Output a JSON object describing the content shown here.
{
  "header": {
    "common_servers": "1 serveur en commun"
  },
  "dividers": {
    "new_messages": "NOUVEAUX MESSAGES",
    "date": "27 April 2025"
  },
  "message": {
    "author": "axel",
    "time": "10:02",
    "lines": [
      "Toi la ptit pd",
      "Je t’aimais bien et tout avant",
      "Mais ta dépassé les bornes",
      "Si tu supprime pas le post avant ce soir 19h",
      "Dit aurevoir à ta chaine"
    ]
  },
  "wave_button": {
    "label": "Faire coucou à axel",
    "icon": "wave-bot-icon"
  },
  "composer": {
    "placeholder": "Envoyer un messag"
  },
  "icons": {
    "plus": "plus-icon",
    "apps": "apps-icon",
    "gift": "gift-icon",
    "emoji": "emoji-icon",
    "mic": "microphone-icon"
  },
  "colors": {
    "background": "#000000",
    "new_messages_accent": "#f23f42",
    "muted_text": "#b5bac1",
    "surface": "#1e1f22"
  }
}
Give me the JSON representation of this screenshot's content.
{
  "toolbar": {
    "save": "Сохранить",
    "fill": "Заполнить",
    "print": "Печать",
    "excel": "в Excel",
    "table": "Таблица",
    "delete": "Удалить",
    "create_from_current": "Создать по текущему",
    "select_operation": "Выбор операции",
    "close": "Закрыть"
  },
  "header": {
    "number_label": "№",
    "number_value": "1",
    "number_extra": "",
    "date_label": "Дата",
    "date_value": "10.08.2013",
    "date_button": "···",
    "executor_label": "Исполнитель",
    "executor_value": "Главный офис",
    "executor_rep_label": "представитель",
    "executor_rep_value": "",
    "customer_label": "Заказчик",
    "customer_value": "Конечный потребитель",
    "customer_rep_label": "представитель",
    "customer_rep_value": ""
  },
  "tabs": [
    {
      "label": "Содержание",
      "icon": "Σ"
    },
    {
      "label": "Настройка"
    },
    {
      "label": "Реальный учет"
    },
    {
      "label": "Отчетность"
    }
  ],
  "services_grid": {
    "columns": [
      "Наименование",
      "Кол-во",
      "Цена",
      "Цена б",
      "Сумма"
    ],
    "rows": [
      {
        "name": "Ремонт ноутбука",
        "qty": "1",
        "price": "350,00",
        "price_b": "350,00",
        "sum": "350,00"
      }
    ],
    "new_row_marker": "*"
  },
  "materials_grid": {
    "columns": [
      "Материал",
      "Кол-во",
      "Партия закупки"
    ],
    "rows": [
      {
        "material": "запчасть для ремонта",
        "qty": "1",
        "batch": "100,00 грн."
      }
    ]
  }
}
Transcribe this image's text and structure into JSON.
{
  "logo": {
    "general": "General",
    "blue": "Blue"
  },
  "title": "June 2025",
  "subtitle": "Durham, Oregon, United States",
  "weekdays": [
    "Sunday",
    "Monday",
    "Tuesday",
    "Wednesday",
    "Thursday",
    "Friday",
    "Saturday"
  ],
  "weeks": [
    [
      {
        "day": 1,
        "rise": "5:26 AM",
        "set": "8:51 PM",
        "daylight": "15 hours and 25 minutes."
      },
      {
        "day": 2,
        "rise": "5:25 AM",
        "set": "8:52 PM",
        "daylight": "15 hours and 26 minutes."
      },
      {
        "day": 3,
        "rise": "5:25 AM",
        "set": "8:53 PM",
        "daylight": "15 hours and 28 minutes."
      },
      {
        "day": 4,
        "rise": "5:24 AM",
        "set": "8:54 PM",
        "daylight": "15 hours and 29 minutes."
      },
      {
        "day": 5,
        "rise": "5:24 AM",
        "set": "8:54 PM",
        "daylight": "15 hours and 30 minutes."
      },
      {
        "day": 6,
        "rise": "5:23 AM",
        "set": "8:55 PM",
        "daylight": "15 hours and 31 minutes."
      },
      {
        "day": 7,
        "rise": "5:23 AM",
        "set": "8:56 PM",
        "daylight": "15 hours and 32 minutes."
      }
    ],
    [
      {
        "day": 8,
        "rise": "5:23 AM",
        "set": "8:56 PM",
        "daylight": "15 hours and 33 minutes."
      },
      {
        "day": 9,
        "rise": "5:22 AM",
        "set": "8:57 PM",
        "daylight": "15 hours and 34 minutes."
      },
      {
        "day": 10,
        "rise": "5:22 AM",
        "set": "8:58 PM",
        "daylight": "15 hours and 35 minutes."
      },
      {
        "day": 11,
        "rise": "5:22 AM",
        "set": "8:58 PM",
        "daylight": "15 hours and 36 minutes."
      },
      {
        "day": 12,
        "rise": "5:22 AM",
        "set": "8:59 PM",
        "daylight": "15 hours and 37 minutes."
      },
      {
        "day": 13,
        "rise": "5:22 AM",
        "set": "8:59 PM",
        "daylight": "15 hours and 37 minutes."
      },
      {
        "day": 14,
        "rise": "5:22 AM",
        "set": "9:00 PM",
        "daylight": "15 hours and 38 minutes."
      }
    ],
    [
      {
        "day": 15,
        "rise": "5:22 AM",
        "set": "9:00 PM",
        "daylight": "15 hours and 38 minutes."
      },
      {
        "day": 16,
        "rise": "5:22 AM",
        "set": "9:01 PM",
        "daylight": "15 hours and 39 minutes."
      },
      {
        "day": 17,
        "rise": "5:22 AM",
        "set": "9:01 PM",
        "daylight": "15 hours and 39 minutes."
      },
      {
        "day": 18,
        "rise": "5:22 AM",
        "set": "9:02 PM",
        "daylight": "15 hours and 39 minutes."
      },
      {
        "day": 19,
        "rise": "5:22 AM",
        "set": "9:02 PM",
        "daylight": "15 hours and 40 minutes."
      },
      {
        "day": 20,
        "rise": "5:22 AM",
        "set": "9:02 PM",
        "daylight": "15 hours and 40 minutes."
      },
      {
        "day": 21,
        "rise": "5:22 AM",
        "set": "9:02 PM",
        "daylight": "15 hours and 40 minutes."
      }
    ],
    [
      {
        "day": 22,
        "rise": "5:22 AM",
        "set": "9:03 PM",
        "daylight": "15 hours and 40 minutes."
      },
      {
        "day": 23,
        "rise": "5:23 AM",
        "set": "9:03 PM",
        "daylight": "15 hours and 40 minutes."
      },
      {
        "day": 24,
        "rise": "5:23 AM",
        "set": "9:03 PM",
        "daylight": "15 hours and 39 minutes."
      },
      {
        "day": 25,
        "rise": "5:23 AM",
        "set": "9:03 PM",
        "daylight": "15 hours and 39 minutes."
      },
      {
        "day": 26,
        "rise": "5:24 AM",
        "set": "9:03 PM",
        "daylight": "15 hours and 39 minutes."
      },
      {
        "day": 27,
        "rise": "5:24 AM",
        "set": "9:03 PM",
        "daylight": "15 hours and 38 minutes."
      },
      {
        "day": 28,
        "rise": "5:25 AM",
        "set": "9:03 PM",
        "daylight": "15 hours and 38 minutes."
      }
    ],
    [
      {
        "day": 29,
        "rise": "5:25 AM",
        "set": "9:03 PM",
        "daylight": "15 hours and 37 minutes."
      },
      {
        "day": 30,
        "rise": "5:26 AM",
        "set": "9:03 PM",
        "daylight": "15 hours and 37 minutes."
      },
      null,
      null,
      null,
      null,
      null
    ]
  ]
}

◆ Requirements: Return all of the data precisely as it appears.

◆ Full response:
Output a JSON object describing the content shown here.
{
  "header": {
    "common_servers": "1 serveur en commun"
  },
  "dividers": {
    "new_messages": "NOUVEAUX MESSAGES",
    "date": "27 April 2025"
  },
  "message": {
    "author": "axel",
    "time": "10:02",
    "lines": [
      "Toi la ptit pd",
      "Je t’aimais bien et tout avant",
      "Mais ta dépassé les bornes",
      "Si tu supprime pas le post avant ce soir 19h",
      "Dit aurevoir à ta chaine"
    ]
  },
  "wave_button": {
    "label": "Faire coucou à axel",
    "icon": "wave-bot-icon"
  },
  "composer": {
    "placeholder": "Envoyer un messag"
  },
  "icons": {
    "plus": "plus-icon",
    "apps": "apps-icon",
    "gift": "gift-icon",
    "emoji": "emoji-icon",
    "mic": "microphone-icon"
  },
  "colors": {
    "background": "#000000",
    "new_messages_accent": "#f23f42",
    "muted_text": "#b5bac1",
    "surface": "#1e1f22"
  }
}
Give me the JSON representation of this screenshot's content.
{
  "toolbar": {
    "save": "Сохранить",
    "fill": "Заполнить",
    "print": "Печать",
    "excel": "в Excel",
    "table": "Таблица",
    "delete": "Удалить",
    "create_from_current": "Создать по текущему",
    "select_operation": "Выбор операции",
    "close": "Закрыть"
  },
  "header": {
    "number_label": "№",
    "number_value": "1",
    "number_extra": "",
    "date_label": "Дата",
    "date_value": "10.08.2013",
    "date_button": "···",
    "executor_label": "Исполнитель",
    "executor_value": "Главный офис",
    "executor_rep_label": "представитель",
    "executor_rep_value": "",
    "customer_label": "Заказчик",
    "customer_value": "Конечный потребитель",
    "customer_rep_label": "представитель",
    "customer_rep_value": ""
  },
  "tabs": [
    {
      "label": "Содержание",
      "icon": "Σ"
    },
    {
      "label": "Настройка"
    },
    {
      "label": "Реальный учет"
    },
    {
      "label": "Отчетность"
    }
  ],
  "services_grid": {
    "columns": [
      "Наименование",
      "Кол-во",
      "Цена",
      "Цена б",
      "Сумма"
    ],
    "rows": [
      {
        "name": "Ремонт ноутбука",
        "qty": "1",
        "price": "350,00",
        "price_b": "350,00",
        "sum": "350,00"
      }
    ],
    "new_row_marker": "*"
  },
  "materials_grid": {
    "columns": [
      "Материал",
      "Кол-во",
      "Партия закупки"
    ],
    "rows": [
      {
        "material": "запчасть для ремонта",
        "qty": "1",
        "batch": "100,00 грн."
      }
    ]
  }
}
Transcribe this image's text and structure into JSON.
{
  "logo": {
    "general": "General",
    "blue": "Blue"
  },
  "title": "June 2025",
  "subtitle": "Durham, Oregon, United States",
  "weekdays": [
    "Sunday",
    "Monday",
    "Tuesday",
    "Wednesday",
    "Thursday",
    "Friday",
    "Saturday"
  ],
  "weeks": [
    [
      {
        "day": 1,
        "rise": "5:26 AM",
        "set": "8:51 PM",
        "daylight": "15 hours and 25 minutes."
      },
      {
        "day": 2,
        "rise": "5:25 AM",
        "set": "8:52 PM",
        "daylight": "15 hours and 26 minutes."
      },
      {
        "day": 3,
        "rise": "5:25 AM",
        "set": "8:53 PM",
        "daylight": "15 hours and 28 minutes."
      },
      {
        "day": 4,
        "rise": "5:24 AM",
        "set": "8:54 PM",
        "daylight": "15 hours and 29 minutes."
      },
      {
        "day": 5,
        "rise": "5:24 AM",
        "set": "8:54 PM",
        "daylight": "15 hours and 30 minutes."
      },
      {
        "day": 6,
        "rise": "5:23 AM",
        "set": "8:55 PM",
        "daylight": "15 hours and 31 minutes."
      },
      {
        "day": 7,
        "rise": "5:23 AM",
        "set": "8:56 PM",
        "daylight": "15 hours and 32 minutes."
      }
    ],
    [
      {
        "day": 8,
        "rise": "5:23 AM",
        "set": "8:56 PM",
        "daylight": "15 hours and 33 minutes."
      },
      {
        "day": 9,
        "rise": "5:22 AM",
        "set": "8:57 PM",
        "daylight": "15 hours and 34 minutes."
      },
      {
        "day": 10,
        "rise": "5:22 AM",
        "set": "8:58 PM",
        "daylight": "15 hours and 35 minutes."
      },
      {
        "day": 11,
        "rise": "5:22 AM",
        "set": "8:58 PM",
        "daylight": "15 hours and 36 minutes."
      },
      {
        "day": 12,
        "rise": "5:22 AM",
        "set": "8:59 PM",
        "daylight": "15 hours and 37 minutes."
      },
      {
        "day": 13,
        "rise": "5:22 AM",
        "set": "8:59 PM",
        "daylight": "15 hours and 37 minutes."
      },
      {
        "day": 14,
        "rise": "5:22 AM",
        "set": "9:00 PM",
        "daylight": "15 hours and 38 minutes."
      }
    ],
    [
      {
        "day": 15,
        "rise": "5:22 AM",
        "set": "9:00 PM",
        "daylight": "15 hours and 38 minutes."
      },
      {
        "day": 16,
        "rise": "5:22 AM",
        "set": "9:01 PM",
        "daylight": "15 hours and 39 minutes."
      },
      {
        "day": 17,
        "rise": "5:22 AM",
        "set": "9:01 PM",
        "daylight": "15 hours and 39 minutes."
      },
      {
        "day": 18,
        "rise": "5:22 AM",
        "set": "9:02 PM",
        "daylight": "15 hours and 39 minutes."
      },
      {
        "day": 19,
        "rise": "5:22 AM",
        "set": "9:02 PM",
        "daylight": "15 hours and 40 minutes."
      },
      {
        "day": 20,
        "rise": "5:22 AM",
        "set": "9:02 PM",
        "daylight": "15 hours and 40 minutes."
      },
      {
        "day": 21,
        "rise": "5:22 AM",
        "set": "9:02 PM",
        "daylight": "15 hours and 40 minutes."
      }
    ],
    [
      {
        "day": 22,
        "rise": "5:22 AM",
        "set": "9:03 PM",
        "daylight": "15 hours and 40 minutes."
      },
      {
        "day": 23,
        "rise": "5:23 AM",
        "set": "9:03 PM",
        "daylight": "15 hours and 40 minutes."
      },
      {
        "day": 24,
        "rise": "5:23 AM",
        "set": "9:03 PM",
        "daylight": "15 hours and 39 minutes."
      },
      {
        "day": 25,
        "rise": "5:23 AM",
        "set": "9:03 PM",
        "daylight": "15 hours and 39 minutes."
      },
      {
        "day": 26,
        "rise": "5:24 AM",
        "set": "9:03 PM",
        "daylight": "15 hours and 39 minutes."
      },
      {
        "day": 27,
        "rise": "5:24 AM",
        "set": "9:03 PM",
        "daylight": "15 hours and 38 minutes."
      },
      {
        "day": 28,
        "rise": "5:25 AM",
        "set": "9:03 PM",
        "daylight": "15 hours and 38 minutes."
      }
    ],
    [
      {
        "day": 29,
        "rise": "5:25 AM",
        "set": "9:03 PM",
        "daylight": "15 hours and 37 minutes."
      },
      {
        "day": 30,
        "rise": "5:26 AM",
        "set": "9:03 PM",
        "daylight": "15 hours and 37 minutes."
      },
      null,
      null,
      null,
      null,
      null
    ]
  ]
}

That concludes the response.